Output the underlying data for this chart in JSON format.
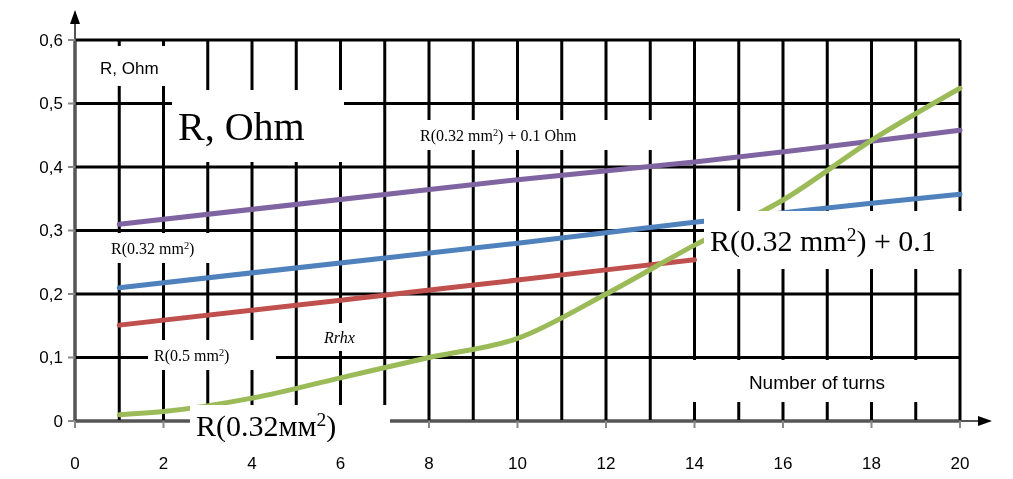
{
  "chart_data": {
    "type": "line",
    "ylabel": "R, Ohm",
    "xlabel": "Number of turns",
    "xlim": [
      0,
      20
    ],
    "ylim": [
      0,
      0.6
    ],
    "xticks": [
      0,
      {
        "value": 1,
        "label": null
      },
      2,
      {
        "value": 3,
        "label": null
      },
      4,
      {
        "value": 5,
        "label": null
      },
      6,
      {
        "value": 7,
        "label": null
      },
      8,
      {
        "value": 9,
        "label": null
      },
      10,
      {
        "value": 11,
        "label": null
      },
      12,
      {
        "value": 13,
        "label": null
      },
      14,
      {
        "value": 15,
        "label": null
      },
      16,
      {
        "value": 17,
        "label": null
      },
      18,
      {
        "value": 19,
        "label": null
      },
      20
    ],
    "yticks": [
      0,
      {
        "value": 0.1,
        "label": "0,1"
      },
      {
        "value": 0.2,
        "label": "0,2"
      },
      {
        "value": 0.3,
        "label": "0,3"
      },
      {
        "value": 0.4,
        "label": "0,4"
      },
      {
        "value": 0.5,
        "label": "0,5"
      },
      {
        "value": 0.6,
        "label": "0,6"
      }
    ],
    "grid": true,
    "line_style": "solid",
    "marker": "none",
    "series": [
      {
        "color": "#8064a2",
        "x": [
          1,
          10,
          14,
          20
        ],
        "values": [
          0.31,
          0.38,
          0.408,
          0.458
        ]
      },
      {
        "color": "#4f81bd",
        "x": [
          1,
          10,
          14,
          18,
          20
        ],
        "values": [
          0.21,
          0.28,
          0.313,
          0.343,
          0.357
        ]
      },
      {
        "color": "#c0504d",
        "x": [
          1,
          6,
          10,
          14
        ],
        "values": [
          0.151,
          0.19,
          0.222,
          0.254
        ]
      },
      {
        "color": "#9bbb59",
        "x": [
          1,
          2,
          4,
          6,
          8,
          10,
          12,
          14,
          16,
          18,
          20
        ],
        "values": [
          0.01,
          0.015,
          0.036,
          0.068,
          0.1,
          0.13,
          0.2,
          0.277,
          0.348,
          0.442,
          0.524
        ]
      }
    ],
    "annotations": [
      "R(0.32 mm$^{2}$) + 0.1 Ohm",
      "R(0.32 mm$^{2}$)",
      "R(0.5 mm$^{2}$)",
      "Rrhx",
      "R, Ohm",
      "R(0.32 mm$^{2}$) + 0.1",
      "R(0.32мм$^{2}$)"
    ]
  }
}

_EXERCISE GOAL_: Look through the listing above. Pick out each line with "color" and copy it.

_PROBLEM SOLUTION_:
        "color": "#8064a2",
        "color": "#4f81bd",
        "color": "#c0504d",
        "color": "#9bbb59",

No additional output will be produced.